◆ What you need to do
Lines holding the string "meses" are the ones to copy; find them all in the data.

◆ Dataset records
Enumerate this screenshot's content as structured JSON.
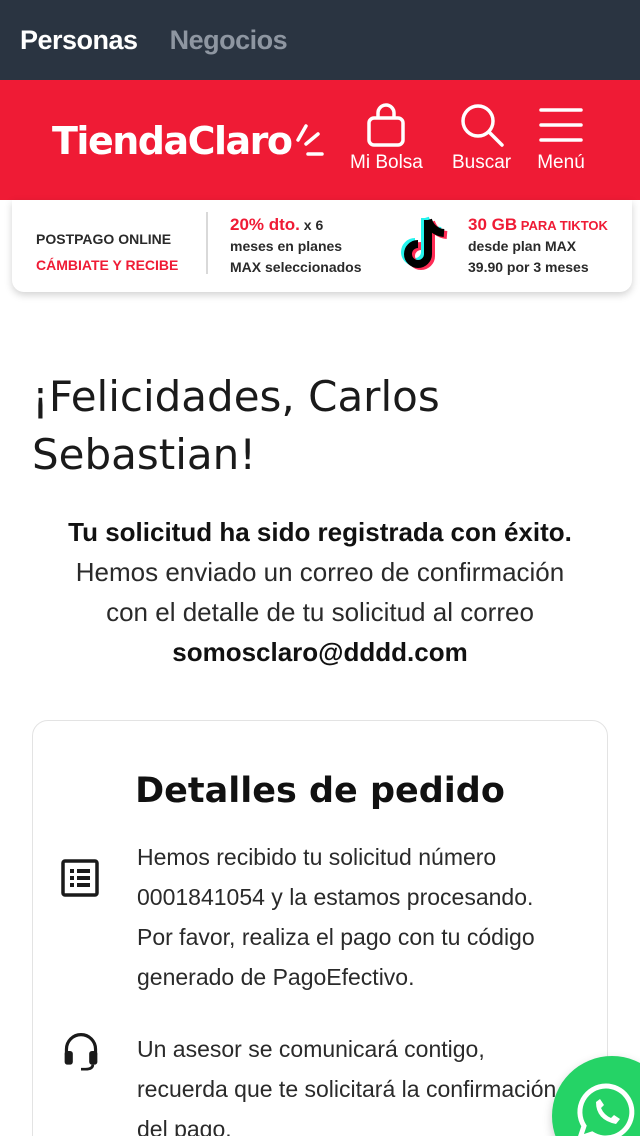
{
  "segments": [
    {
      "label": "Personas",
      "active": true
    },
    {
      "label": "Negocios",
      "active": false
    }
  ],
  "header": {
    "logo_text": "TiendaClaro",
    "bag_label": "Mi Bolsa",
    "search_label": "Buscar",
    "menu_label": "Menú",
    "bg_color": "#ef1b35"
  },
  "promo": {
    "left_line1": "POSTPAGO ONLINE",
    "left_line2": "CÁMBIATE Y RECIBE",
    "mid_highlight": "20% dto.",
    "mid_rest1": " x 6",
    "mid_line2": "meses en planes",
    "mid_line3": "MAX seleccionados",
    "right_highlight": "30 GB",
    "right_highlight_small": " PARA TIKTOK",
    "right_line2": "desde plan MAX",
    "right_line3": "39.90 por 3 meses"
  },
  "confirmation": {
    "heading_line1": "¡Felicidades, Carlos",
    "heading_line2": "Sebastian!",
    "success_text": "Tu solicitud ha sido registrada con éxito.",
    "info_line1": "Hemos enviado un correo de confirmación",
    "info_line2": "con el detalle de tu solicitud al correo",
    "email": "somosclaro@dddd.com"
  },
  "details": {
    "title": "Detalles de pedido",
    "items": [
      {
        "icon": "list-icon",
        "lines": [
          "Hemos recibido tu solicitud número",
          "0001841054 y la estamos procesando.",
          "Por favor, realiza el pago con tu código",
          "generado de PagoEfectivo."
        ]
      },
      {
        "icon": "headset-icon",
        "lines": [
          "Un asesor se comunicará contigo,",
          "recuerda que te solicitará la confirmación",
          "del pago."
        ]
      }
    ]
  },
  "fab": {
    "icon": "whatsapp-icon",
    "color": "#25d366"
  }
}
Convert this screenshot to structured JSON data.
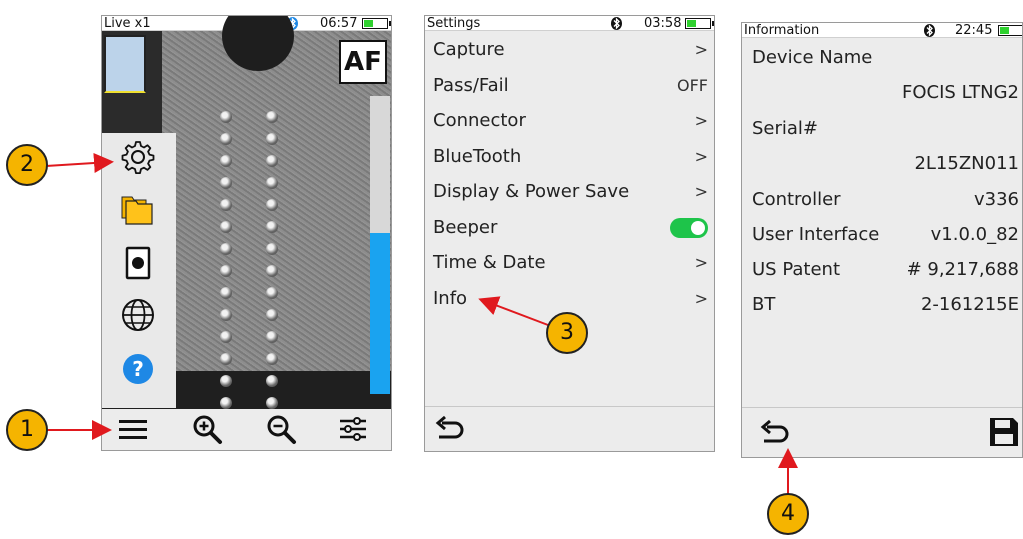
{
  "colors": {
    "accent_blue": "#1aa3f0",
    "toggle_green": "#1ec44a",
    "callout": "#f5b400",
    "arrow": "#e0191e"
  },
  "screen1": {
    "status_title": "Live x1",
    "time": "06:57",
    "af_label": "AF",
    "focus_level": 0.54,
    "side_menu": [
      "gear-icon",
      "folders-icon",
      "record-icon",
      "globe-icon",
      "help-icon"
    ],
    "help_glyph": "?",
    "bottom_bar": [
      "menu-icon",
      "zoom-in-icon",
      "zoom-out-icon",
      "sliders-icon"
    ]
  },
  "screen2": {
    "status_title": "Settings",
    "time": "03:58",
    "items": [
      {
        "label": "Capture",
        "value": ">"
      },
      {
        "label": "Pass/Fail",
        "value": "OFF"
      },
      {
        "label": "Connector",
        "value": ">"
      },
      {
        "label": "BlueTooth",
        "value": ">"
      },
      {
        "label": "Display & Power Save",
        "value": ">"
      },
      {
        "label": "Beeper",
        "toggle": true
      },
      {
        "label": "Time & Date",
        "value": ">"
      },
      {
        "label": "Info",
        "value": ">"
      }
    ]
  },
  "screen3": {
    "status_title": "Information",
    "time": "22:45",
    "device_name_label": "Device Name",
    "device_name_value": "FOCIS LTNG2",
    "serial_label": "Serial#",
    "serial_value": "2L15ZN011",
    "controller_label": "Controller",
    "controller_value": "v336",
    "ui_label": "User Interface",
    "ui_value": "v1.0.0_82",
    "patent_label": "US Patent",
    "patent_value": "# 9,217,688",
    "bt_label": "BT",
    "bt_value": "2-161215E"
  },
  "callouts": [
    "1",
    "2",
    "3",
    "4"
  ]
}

◆ Completed exercise
    "mid_line2": "meses en planes",
    "right_line3": "39.90 por 3 meses"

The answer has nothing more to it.